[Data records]
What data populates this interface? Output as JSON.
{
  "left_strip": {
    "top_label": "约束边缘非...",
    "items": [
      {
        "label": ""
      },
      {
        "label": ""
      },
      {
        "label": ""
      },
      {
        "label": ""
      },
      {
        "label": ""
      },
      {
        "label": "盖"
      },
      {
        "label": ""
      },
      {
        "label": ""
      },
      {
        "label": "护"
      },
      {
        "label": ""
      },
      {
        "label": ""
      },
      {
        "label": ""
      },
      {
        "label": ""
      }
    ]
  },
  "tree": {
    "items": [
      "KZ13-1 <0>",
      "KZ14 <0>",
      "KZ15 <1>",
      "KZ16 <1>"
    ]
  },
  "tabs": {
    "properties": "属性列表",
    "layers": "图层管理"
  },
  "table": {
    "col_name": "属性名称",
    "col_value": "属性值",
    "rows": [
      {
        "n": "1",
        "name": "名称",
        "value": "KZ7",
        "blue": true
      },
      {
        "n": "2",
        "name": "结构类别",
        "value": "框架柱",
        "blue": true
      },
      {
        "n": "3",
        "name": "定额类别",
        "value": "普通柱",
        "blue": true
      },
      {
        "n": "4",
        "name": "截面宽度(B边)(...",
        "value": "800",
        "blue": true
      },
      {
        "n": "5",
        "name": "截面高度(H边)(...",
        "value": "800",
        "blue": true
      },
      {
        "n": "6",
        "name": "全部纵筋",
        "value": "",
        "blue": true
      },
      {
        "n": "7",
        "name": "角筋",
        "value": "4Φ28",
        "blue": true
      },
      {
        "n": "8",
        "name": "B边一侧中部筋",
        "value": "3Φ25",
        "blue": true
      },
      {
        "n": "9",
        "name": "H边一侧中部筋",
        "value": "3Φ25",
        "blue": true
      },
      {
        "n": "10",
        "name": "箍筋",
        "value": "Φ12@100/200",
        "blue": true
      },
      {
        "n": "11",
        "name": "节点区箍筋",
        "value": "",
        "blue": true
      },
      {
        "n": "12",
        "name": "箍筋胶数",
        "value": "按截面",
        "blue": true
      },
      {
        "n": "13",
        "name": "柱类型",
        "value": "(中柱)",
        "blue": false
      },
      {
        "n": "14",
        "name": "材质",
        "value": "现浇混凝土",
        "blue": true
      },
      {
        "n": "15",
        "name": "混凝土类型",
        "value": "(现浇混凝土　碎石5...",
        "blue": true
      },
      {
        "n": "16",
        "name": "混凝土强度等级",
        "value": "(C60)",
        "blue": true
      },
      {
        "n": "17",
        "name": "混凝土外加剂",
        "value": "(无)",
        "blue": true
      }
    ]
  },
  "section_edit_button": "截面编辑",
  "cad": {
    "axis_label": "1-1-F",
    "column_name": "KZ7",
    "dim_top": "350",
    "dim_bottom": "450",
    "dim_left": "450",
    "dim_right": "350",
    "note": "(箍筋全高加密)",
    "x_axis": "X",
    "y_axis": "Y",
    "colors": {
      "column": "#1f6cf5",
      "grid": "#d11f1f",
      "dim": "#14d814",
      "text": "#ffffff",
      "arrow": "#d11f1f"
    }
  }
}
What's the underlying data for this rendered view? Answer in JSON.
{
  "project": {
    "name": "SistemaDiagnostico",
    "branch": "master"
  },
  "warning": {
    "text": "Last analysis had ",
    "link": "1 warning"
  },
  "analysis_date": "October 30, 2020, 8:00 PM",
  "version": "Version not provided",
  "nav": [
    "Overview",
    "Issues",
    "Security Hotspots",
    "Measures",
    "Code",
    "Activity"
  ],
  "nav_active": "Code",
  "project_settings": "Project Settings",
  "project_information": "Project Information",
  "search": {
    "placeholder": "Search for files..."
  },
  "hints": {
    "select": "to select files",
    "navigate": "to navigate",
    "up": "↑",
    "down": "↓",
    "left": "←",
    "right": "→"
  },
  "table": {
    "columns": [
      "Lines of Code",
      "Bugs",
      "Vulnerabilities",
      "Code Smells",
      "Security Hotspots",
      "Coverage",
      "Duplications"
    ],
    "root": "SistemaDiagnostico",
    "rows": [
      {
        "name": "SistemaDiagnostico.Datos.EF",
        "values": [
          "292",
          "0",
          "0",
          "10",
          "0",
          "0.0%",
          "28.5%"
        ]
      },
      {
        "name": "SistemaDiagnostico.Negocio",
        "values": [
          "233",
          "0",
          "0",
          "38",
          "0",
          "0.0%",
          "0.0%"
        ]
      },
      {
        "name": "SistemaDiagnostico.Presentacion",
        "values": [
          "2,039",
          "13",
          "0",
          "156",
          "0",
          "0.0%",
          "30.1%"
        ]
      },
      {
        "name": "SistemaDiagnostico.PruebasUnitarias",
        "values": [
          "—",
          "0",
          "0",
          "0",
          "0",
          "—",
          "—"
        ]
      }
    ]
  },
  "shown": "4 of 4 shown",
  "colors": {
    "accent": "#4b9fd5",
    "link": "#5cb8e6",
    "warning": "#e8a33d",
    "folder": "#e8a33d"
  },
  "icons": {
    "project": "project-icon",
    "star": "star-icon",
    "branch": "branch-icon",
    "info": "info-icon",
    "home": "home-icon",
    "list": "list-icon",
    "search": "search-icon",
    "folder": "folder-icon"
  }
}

### TO DO
Copy out each record exactly as given, omitting none.

### EXPECTED ANSWER
What data populates this interface? Output as JSON.
{
  "left_strip": {
    "top_label": "约束边缘非...",
    "items": [
      {
        "label": ""
      },
      {
        "label": ""
      },
      {
        "label": ""
      },
      {
        "label": ""
      },
      {
        "label": ""
      },
      {
        "label": "盖"
      },
      {
        "label": ""
      },
      {
        "label": ""
      },
      {
        "label": "护"
      },
      {
        "label": ""
      },
      {
        "label": ""
      },
      {
        "label": ""
      },
      {
        "label": ""
      }
    ]
  },
  "tree": {
    "items": [
      "KZ13-1 <0>",
      "KZ14 <0>",
      "KZ15 <1>",
      "KZ16 <1>"
    ]
  },
  "tabs": {
    "properties": "属性列表",
    "layers": "图层管理"
  },
  "table": {
    "col_name": "属性名称",
    "col_value": "属性值",
    "rows": [
      {
        "n": "1",
        "name": "名称",
        "value": "KZ7",
        "blue": true
      },
      {
        "n": "2",
        "name": "结构类别",
        "value": "框架柱",
        "blue": true
      },
      {
        "n": "3",
        "name": "定额类别",
        "value": "普通柱",
        "blue": true
      },
      {
        "n": "4",
        "name": "截面宽度(B边)(...",
        "value": "800",
        "blue": true
      },
      {
        "n": "5",
        "name": "截面高度(H边)(...",
        "value": "800",
        "blue": true
      },
      {
        "n": "6",
        "name": "全部纵筋",
        "value": "",
        "blue": true
      },
      {
        "n": "7",
        "name": "角筋",
        "value": "4Φ28",
        "blue": true
      },
      {
        "n": "8",
        "name": "B边一侧中部筋",
        "value": "3Φ25",
        "blue": true
      },
      {
        "n": "9",
        "name": "H边一侧中部筋",
        "value": "3Φ25",
        "blue": true
      },
      {
        "n": "10",
        "name": "箍筋",
        "value": "Φ12@100/200",
        "blue": true
      },
      {
        "n": "11",
        "name": "节点区箍筋",
        "value": "",
        "blue": true
      },
      {
        "n": "12",
        "name": "箍筋胶数",
        "value": "按截面",
        "blue": true
      },
      {
        "n": "13",
        "name": "柱类型",
        "value": "(中柱)",
        "blue": false
      },
      {
        "n": "14",
        "name": "材质",
        "value": "现浇混凝土",
        "blue": true
      },
      {
        "n": "15",
        "name": "混凝土类型",
        "value": "(现浇混凝土　碎石5...",
        "blue": true
      },
      {
        "n": "16",
        "name": "混凝土强度等级",
        "value": "(C60)",
        "blue": true
      },
      {
        "n": "17",
        "name": "混凝土外加剂",
        "value": "(无)",
        "blue": true
      }
    ]
  },
  "section_edit_button": "截面编辑",
  "cad": {
    "axis_label": "1-1-F",
    "column_name": "KZ7",
    "dim_top": "350",
    "dim_bottom": "450",
    "dim_left": "450",
    "dim_right": "350",
    "note": "(箍筋全高加密)",
    "x_axis": "X",
    "y_axis": "Y",
    "colors": {
      "column": "#1f6cf5",
      "grid": "#d11f1f",
      "dim": "#14d814",
      "text": "#ffffff",
      "arrow": "#d11f1f"
    }
  }
}
What's the underlying data for this rendered view? Answer in JSON.
{
  "project": {
    "name": "SistemaDiagnostico",
    "branch": "master"
  },
  "warning": {
    "text": "Last analysis had ",
    "link": "1 warning"
  },
  "analysis_date": "October 30, 2020, 8:00 PM",
  "version": "Version not provided",
  "nav": [
    "Overview",
    "Issues",
    "Security Hotspots",
    "Measures",
    "Code",
    "Activity"
  ],
  "nav_active": "Code",
  "project_settings": "Project Settings",
  "project_information": "Project Information",
  "search": {
    "placeholder": "Search for files..."
  },
  "hints": {
    "select": "to select files",
    "navigate": "to navigate",
    "up": "↑",
    "down": "↓",
    "left": "←",
    "right": "→"
  },
  "table": {
    "columns": [
      "Lines of Code",
      "Bugs",
      "Vulnerabilities",
      "Code Smells",
      "Security Hotspots",
      "Coverage",
      "Duplications"
    ],
    "root": "SistemaDiagnostico",
    "rows": [
      {
        "name": "SistemaDiagnostico.Datos.EF",
        "values": [
          "292",
          "0",
          "0",
          "10",
          "0",
          "0.0%",
          "28.5%"
        ]
      },
      {
        "name": "SistemaDiagnostico.Negocio",
        "values": [
          "233",
          "0",
          "0",
          "38",
          "0",
          "0.0%",
          "0.0%"
        ]
      },
      {
        "name": "SistemaDiagnostico.Presentacion",
        "values": [
          "2,039",
          "13",
          "0",
          "156",
          "0",
          "0.0%",
          "30.1%"
        ]
      },
      {
        "name": "SistemaDiagnostico.PruebasUnitarias",
        "values": [
          "—",
          "0",
          "0",
          "0",
          "0",
          "—",
          "—"
        ]
      }
    ]
  },
  "shown": "4 of 4 shown",
  "colors": {
    "accent": "#4b9fd5",
    "link": "#5cb8e6",
    "warning": "#e8a33d",
    "folder": "#e8a33d"
  },
  "icons": {
    "project": "project-icon",
    "star": "star-icon",
    "branch": "branch-icon",
    "info": "info-icon",
    "home": "home-icon",
    "list": "list-icon",
    "search": "search-icon",
    "folder": "folder-icon"
  }
}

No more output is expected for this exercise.